Reproduce all entries precisely, down to the last character.
= = =
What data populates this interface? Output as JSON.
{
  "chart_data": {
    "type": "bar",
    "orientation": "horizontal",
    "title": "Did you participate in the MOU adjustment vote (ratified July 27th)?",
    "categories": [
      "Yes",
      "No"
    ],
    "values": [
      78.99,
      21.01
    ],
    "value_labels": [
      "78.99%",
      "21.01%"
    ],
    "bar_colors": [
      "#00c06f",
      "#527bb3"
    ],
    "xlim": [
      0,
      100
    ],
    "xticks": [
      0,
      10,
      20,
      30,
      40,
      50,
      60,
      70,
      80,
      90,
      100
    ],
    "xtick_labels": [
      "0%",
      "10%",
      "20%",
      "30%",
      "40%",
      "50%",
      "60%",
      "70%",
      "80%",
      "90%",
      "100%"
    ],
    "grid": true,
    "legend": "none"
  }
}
= = =
Written answer
What data populates this interface? Output as JSON.
{
  "chart_data": {
    "type": "bar",
    "orientation": "horizontal",
    "title": "Did you participate in the MOU adjustment vote (ratified July 27th)?",
    "categories": [
      "Yes",
      "No"
    ],
    "values": [
      78.99,
      21.01
    ],
    "value_labels": [
      "78.99%",
      "21.01%"
    ],
    "bar_colors": [
      "#00c06f",
      "#527bb3"
    ],
    "xlim": [
      0,
      100
    ],
    "xticks": [
      0,
      10,
      20,
      30,
      40,
      50,
      60,
      70,
      80,
      90,
      100
    ],
    "xtick_labels": [
      "0%",
      "10%",
      "20%",
      "30%",
      "40%",
      "50%",
      "60%",
      "70%",
      "80%",
      "90%",
      "100%"
    ],
    "grid": true,
    "legend": "none"
  }
}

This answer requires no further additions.